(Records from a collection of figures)
- - - - - - -
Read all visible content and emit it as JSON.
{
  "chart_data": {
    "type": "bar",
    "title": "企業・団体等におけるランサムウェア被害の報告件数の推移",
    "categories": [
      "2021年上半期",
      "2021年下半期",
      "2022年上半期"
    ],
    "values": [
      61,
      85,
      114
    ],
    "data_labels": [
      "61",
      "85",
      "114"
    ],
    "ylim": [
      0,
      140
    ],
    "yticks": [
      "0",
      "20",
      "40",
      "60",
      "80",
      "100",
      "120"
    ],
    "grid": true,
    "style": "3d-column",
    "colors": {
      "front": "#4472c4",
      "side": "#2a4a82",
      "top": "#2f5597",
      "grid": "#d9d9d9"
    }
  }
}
- - - - - - -
> [THE EXERCISE]
Return every record above exactly as it appears.

> [ANSWER TO THIS TASK]
Read all visible content and emit it as JSON.
{
  "chart_data": {
    "type": "bar",
    "title": "企業・団体等におけるランサムウェア被害の報告件数の推移",
    "categories": [
      "2021年上半期",
      "2021年下半期",
      "2022年上半期"
    ],
    "values": [
      61,
      85,
      114
    ],
    "data_labels": [
      "61",
      "85",
      "114"
    ],
    "ylim": [
      0,
      140
    ],
    "yticks": [
      "0",
      "20",
      "40",
      "60",
      "80",
      "100",
      "120"
    ],
    "grid": true,
    "style": "3d-column",
    "colors": {
      "front": "#4472c4",
      "side": "#2a4a82",
      "top": "#2f5597",
      "grid": "#d9d9d9"
    }
  }
}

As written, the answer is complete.